[Dataset records]
★ ★ ★
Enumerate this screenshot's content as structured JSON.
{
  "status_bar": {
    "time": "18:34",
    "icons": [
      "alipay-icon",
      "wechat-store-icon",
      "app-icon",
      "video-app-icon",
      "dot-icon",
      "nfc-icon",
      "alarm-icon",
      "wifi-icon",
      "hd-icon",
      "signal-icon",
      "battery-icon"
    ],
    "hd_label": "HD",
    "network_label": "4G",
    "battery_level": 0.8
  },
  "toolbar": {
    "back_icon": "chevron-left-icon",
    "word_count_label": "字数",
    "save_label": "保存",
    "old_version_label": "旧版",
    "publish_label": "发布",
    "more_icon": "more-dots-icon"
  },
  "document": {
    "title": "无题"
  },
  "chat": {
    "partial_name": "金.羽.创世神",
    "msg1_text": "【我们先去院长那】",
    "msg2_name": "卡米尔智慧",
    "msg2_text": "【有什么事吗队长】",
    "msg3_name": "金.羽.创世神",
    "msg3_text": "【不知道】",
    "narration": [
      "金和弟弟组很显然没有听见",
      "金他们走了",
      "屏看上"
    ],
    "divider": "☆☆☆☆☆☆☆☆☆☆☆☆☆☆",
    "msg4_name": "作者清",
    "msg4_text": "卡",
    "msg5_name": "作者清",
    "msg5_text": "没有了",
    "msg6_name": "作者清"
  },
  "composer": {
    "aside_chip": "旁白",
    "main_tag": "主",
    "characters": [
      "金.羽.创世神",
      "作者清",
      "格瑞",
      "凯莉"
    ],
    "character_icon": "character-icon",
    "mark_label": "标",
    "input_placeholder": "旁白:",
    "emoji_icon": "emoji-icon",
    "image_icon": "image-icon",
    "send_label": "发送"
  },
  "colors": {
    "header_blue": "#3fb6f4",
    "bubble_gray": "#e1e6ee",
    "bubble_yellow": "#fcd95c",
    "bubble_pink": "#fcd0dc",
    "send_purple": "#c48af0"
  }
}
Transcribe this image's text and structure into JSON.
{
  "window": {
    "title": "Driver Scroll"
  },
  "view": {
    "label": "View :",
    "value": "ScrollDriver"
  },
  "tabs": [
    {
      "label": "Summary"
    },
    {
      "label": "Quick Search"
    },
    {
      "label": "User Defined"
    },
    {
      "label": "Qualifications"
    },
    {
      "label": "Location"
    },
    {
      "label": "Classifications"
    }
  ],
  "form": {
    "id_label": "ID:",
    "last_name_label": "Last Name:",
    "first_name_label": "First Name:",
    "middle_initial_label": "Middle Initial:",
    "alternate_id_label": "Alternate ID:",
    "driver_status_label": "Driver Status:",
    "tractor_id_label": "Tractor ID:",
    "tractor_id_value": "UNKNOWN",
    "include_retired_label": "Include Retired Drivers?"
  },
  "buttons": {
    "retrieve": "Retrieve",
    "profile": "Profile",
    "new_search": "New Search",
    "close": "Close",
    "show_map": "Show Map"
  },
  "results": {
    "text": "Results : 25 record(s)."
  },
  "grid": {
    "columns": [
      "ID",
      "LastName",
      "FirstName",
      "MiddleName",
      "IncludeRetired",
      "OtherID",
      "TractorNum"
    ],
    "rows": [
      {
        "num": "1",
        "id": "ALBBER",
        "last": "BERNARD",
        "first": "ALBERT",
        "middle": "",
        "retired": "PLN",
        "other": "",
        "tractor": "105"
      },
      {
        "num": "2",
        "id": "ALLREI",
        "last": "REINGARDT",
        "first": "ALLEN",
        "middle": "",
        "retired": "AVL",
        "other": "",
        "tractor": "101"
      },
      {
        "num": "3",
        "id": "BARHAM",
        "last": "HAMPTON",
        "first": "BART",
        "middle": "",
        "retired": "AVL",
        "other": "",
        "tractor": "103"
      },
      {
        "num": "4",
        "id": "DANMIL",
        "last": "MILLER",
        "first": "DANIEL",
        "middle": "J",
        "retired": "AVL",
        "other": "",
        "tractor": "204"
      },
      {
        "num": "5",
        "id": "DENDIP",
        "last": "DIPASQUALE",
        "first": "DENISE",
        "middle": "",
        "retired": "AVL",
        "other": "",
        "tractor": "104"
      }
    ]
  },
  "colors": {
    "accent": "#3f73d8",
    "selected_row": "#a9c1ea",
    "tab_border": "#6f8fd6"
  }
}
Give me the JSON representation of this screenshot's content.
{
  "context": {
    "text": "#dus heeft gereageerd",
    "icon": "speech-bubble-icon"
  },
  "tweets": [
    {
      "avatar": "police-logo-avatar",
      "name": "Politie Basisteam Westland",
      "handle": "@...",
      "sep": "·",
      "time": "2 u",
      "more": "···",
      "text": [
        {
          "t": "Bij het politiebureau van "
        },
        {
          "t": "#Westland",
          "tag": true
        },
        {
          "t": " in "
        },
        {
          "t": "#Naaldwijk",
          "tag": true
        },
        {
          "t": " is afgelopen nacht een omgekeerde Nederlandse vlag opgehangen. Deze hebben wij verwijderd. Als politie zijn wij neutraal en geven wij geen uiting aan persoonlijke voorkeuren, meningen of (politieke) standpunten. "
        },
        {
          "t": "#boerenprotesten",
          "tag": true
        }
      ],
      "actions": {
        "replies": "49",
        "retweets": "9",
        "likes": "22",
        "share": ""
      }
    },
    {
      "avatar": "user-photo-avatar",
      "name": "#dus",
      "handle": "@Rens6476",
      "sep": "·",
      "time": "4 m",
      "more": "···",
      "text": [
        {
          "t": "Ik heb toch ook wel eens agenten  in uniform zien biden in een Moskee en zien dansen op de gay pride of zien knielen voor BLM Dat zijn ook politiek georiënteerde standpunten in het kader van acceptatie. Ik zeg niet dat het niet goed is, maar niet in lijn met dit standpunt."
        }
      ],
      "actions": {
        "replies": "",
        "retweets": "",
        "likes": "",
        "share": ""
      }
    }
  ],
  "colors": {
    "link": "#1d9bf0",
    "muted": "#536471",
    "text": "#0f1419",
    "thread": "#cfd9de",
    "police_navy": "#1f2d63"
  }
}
★ ★ ★
== Directions for this task ==
Determine how many lines of the data contain "zijn" and give nothing but that number.

== Exercise answer ==
2